:: Problem description ::
Set the following entries down again exactly, line by line.

───

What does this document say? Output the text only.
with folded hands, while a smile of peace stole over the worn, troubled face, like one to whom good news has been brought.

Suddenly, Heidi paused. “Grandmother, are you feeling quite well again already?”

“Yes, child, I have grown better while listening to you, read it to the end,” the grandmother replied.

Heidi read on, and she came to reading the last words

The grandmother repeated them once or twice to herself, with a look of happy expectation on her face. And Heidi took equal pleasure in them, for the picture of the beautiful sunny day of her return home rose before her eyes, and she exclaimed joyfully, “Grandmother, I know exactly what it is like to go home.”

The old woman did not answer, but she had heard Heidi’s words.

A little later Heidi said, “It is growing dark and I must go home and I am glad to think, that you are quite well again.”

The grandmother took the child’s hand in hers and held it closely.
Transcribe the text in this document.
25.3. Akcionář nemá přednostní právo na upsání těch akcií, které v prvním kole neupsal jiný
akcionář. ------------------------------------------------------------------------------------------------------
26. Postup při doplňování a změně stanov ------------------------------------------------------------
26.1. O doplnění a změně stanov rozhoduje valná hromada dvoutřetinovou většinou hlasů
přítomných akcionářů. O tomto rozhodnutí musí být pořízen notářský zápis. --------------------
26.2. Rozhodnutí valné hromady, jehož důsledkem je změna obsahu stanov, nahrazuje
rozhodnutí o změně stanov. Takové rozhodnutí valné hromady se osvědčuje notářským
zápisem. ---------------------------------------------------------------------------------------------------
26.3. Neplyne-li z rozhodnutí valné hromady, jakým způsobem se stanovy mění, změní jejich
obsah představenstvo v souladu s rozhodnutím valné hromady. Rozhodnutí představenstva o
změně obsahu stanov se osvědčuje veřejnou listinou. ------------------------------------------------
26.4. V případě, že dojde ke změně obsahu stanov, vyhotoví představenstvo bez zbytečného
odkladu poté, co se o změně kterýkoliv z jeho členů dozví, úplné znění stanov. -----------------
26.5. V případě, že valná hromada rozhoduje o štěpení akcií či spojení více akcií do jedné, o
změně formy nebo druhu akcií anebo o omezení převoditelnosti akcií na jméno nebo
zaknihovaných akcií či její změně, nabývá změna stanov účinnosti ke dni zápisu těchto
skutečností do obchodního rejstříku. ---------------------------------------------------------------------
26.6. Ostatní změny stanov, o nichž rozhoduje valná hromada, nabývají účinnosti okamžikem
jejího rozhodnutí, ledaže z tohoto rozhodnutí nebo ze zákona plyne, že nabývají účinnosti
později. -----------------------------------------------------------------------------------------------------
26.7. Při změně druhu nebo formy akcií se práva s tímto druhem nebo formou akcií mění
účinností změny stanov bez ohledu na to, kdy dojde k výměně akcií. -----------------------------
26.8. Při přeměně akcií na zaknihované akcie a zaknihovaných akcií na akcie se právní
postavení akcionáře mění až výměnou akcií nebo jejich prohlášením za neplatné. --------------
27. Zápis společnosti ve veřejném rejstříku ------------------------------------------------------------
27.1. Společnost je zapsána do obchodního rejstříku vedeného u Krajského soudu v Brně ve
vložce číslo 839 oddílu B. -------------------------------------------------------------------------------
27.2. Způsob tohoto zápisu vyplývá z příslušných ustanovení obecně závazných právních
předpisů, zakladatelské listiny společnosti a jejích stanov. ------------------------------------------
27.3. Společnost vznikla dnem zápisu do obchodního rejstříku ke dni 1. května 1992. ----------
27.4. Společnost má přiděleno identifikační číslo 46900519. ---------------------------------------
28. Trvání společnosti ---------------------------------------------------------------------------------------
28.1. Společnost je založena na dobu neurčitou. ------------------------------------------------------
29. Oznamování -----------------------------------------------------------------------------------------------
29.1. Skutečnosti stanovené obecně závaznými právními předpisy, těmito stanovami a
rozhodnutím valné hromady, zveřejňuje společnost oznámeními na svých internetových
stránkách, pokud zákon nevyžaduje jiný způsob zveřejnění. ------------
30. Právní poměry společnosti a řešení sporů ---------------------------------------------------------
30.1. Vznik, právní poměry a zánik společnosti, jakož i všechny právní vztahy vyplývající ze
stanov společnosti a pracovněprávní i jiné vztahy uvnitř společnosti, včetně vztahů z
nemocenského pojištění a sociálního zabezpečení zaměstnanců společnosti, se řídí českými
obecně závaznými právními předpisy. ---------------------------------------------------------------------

───

:: Completed exercise ::
What does this document say? Output the text only.
with folded hands, while a smile of peace stole over the worn, troubled face, like one to whom good news has been brought.

Suddenly, Heidi paused. “Grandmother, are you feeling quite well again already?”

“Yes, child, I have grown better while listening to you, read it to the end,” the grandmother replied.

Heidi read on, and she came to reading the last words

The grandmother repeated them once or twice to herself, with a look of happy expectation on her face. And Heidi took equal pleasure in them, for the picture of the beautiful sunny day of her return home rose before her eyes, and she exclaimed joyfully, “Grandmother, I know exactly what it is like to go home.”

The old woman did not answer, but she had heard Heidi’s words.

A little later Heidi said, “It is growing dark and I must go home and I am glad to think, that you are quite well again.”

The grandmother took the child’s hand in hers and held it closely.
Transcribe the text in this document.
25.3. Akcionář nemá přednostní právo na upsání těch akcií, které v prvním kole neupsal jiný
akcionář. ------------------------------------------------------------------------------------------------------
26. Postup při doplňování a změně stanov ------------------------------------------------------------
26.1. O doplnění a změně stanov rozhoduje valná hromada dvoutřetinovou většinou hlasů
přítomných akcionářů. O tomto rozhodnutí musí být pořízen notářský zápis. --------------------
26.2. Rozhodnutí valné hromady, jehož důsledkem je změna obsahu stanov, nahrazuje
rozhodnutí o změně stanov. Takové rozhodnutí valné hromady se osvědčuje notářským
zápisem. ---------------------------------------------------------------------------------------------------
26.3. Neplyne-li z rozhodnutí valné hromady, jakým způsobem se stanovy mění, změní jejich
obsah představenstvo v souladu s rozhodnutím valné hromady. Rozhodnutí představenstva o
změně obsahu stanov se osvědčuje veřejnou listinou. ------------------------------------------------
26.4. V případě, že dojde ke změně obsahu stanov, vyhotoví představenstvo bez zbytečného
odkladu poté, co se o změně kterýkoliv z jeho členů dozví, úplné znění stanov. -----------------
26.5. V případě, že valná hromada rozhoduje o štěpení akcií či spojení více akcií do jedné, o
změně formy nebo druhu akcií anebo o omezení převoditelnosti akcií na jméno nebo
zaknihovaných akcií či její změně, nabývá změna stanov účinnosti ke dni zápisu těchto
skutečností do obchodního rejstříku. ---------------------------------------------------------------------
26.6. Ostatní změny stanov, o nichž rozhoduje valná hromada, nabývají účinnosti okamžikem
jejího rozhodnutí, ledaže z tohoto rozhodnutí nebo ze zákona plyne, že nabývají účinnosti
později. -----------------------------------------------------------------------------------------------------
26.7. Při změně druhu nebo formy akcií se práva s tímto druhem nebo formou akcií mění
účinností změny stanov bez ohledu na to, kdy dojde k výměně akcií. -----------------------------
26.8. Při přeměně akcií na zaknihované akcie a zaknihovaných akcií na akcie se právní
postavení akcionáře mění až výměnou akcií nebo jejich prohlášením za neplatné. --------------
27. Zápis společnosti ve veřejném rejstříku ------------------------------------------------------------
27.1. Společnost je zapsána do obchodního rejstříku vedeného u Krajského soudu v Brně ve
vložce číslo 839 oddílu B. -------------------------------------------------------------------------------
27.2. Způsob tohoto zápisu vyplývá z příslušných ustanovení obecně závazných právních
předpisů, zakladatelské listiny společnosti a jejích stanov. ------------------------------------------
27.3. Společnost vznikla dnem zápisu do obchodního rejstříku ke dni 1. května 1992. ----------
27.4. Společnost má přiděleno identifikační číslo 46900519. ---------------------------------------
28. Trvání společnosti ---------------------------------------------------------------------------------------
28.1. Společnost je založena na dobu neurčitou. ------------------------------------------------------
29. Oznamování -----------------------------------------------------------------------------------------------
29.1. Skutečnosti stanovené obecně závaznými právními předpisy, těmito stanovami a
rozhodnutím valné hromady, zveřejňuje společnost oznámeními na svých internetových
stránkách, pokud zákon nevyžaduje jiný způsob zveřejnění. ------------
30. Právní poměry společnosti a řešení sporů ---------------------------------------------------------
30.1. Vznik, právní poměry a zánik společnosti, jakož i všechny právní vztahy vyplývající ze
stanov společnosti a pracovněprávní i jiné vztahy uvnitř společnosti, včetně vztahů z
nemocenského pojištění a sociálního zabezpečení zaměstnanců společnosti, se řídí českými
obecně závaznými právními předpisy. ---------------------------------------------------------------------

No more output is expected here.